----- DATA LISTING -----

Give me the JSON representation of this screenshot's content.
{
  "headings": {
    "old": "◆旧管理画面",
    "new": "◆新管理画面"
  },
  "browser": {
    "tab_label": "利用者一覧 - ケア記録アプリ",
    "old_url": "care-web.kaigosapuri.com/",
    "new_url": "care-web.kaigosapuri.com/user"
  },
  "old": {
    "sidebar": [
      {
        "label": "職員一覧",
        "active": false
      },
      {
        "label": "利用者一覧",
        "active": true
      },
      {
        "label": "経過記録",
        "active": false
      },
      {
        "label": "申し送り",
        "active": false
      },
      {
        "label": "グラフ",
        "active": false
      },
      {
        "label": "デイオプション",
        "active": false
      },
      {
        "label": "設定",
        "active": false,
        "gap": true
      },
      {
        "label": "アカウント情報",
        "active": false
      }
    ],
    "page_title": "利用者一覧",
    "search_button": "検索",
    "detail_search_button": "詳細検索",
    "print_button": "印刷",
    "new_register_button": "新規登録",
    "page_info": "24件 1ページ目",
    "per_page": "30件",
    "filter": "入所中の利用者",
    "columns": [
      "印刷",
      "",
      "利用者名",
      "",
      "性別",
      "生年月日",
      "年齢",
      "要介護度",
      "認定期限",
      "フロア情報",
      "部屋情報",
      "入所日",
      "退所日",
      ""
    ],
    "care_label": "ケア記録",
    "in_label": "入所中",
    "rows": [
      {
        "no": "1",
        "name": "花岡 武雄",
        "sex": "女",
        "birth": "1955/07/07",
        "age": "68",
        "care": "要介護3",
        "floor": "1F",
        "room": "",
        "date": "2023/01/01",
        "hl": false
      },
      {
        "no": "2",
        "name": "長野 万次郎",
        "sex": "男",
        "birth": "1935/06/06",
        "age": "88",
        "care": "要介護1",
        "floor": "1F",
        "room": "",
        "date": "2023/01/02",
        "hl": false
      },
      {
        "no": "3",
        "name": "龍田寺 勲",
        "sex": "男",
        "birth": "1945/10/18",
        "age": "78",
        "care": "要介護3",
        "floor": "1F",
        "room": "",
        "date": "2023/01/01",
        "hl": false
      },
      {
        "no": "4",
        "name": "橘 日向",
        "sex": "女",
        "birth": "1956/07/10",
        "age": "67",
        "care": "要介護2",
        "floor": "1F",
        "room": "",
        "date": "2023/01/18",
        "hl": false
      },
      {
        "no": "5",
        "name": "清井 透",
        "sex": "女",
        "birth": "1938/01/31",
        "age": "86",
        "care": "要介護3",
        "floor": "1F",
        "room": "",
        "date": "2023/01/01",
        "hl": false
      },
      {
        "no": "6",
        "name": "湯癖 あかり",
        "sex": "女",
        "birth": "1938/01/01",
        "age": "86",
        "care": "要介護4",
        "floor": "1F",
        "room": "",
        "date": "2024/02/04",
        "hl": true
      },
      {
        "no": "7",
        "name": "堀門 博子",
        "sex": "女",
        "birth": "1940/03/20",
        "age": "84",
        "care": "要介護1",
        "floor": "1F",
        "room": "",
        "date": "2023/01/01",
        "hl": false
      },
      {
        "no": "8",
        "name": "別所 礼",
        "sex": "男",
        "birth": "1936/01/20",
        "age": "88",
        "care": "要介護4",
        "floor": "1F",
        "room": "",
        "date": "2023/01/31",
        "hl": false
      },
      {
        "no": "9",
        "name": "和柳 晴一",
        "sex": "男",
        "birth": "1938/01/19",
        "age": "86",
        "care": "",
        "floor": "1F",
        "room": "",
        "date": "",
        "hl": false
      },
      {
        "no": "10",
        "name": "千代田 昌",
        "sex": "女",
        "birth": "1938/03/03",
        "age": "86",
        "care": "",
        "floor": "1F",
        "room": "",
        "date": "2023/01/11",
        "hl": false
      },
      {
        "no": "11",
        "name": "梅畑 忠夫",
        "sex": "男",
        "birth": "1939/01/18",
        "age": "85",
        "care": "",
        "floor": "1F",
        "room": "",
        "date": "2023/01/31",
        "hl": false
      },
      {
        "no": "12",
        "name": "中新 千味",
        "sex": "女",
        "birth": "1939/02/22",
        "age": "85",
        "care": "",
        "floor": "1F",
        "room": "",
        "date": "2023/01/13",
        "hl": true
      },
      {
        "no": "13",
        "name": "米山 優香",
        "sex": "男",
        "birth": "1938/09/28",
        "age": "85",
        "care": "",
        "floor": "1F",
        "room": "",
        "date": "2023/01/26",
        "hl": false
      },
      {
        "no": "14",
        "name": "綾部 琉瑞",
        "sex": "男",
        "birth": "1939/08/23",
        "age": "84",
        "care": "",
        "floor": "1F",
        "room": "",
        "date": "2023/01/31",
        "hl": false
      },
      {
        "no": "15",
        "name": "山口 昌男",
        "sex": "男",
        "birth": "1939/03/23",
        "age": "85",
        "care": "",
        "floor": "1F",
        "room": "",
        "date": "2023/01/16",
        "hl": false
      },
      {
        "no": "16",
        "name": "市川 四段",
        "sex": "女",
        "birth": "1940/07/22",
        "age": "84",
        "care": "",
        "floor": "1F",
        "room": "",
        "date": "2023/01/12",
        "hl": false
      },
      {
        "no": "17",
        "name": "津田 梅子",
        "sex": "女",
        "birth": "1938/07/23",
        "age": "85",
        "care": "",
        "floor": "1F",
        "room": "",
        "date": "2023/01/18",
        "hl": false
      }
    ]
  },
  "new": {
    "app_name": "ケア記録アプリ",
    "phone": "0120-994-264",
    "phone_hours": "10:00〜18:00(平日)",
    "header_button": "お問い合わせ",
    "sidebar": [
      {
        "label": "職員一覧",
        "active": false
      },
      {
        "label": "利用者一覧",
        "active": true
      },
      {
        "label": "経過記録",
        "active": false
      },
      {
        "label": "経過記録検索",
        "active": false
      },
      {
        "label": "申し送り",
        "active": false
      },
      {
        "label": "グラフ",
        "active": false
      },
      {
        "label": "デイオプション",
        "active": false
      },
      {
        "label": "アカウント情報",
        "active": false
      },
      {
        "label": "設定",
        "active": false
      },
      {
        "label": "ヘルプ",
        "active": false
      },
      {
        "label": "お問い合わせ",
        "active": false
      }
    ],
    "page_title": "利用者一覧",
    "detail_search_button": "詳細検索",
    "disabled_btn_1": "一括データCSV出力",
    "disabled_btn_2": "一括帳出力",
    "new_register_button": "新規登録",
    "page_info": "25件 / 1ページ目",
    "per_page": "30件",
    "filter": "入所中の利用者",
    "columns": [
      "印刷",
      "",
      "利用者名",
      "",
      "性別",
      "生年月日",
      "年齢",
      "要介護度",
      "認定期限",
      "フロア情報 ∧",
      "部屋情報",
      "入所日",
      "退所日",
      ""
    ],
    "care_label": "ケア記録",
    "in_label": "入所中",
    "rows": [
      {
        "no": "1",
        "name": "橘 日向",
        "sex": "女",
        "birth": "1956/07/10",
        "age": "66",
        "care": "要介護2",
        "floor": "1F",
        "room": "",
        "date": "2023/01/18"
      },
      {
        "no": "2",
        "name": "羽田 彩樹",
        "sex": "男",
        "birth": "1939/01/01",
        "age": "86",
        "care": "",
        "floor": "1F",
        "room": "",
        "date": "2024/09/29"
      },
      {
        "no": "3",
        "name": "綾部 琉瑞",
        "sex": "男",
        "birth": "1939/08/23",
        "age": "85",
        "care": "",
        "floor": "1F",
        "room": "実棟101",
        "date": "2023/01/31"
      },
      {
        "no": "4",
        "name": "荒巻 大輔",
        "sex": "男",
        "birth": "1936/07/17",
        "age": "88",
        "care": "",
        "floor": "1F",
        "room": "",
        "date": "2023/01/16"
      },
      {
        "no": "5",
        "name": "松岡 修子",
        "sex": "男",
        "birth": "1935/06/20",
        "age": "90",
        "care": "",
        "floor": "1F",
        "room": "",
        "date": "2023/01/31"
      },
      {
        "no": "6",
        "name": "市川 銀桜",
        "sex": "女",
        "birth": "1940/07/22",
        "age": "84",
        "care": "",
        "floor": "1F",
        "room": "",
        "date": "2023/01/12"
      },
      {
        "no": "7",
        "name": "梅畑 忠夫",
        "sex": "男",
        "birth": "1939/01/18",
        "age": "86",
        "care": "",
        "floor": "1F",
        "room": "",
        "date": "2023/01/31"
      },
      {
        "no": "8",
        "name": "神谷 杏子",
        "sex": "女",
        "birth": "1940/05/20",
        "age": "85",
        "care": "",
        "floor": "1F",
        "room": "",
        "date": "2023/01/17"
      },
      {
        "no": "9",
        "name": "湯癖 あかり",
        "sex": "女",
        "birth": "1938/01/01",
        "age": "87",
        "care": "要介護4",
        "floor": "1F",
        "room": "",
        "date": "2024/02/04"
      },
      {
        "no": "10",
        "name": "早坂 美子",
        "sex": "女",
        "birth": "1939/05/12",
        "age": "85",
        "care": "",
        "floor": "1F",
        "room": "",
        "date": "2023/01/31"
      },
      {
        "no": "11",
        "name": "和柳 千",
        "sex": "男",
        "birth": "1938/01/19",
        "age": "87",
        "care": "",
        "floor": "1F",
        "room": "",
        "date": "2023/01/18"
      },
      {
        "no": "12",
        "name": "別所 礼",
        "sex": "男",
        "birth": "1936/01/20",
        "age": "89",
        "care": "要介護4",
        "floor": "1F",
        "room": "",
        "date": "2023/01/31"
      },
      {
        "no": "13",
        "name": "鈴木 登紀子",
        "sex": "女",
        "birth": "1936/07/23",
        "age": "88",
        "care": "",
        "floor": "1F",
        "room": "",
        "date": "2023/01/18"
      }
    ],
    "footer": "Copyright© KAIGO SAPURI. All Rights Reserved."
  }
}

-----

WORK TO COMPLETE: Examine the records and pull out every line where the string "kaigosapuri" occurs.

TASK RESPONSE:
    "old_url": "care-web.kaigosapuri.com/",
    "new_url": "care-web.kaigosapuri.com/user"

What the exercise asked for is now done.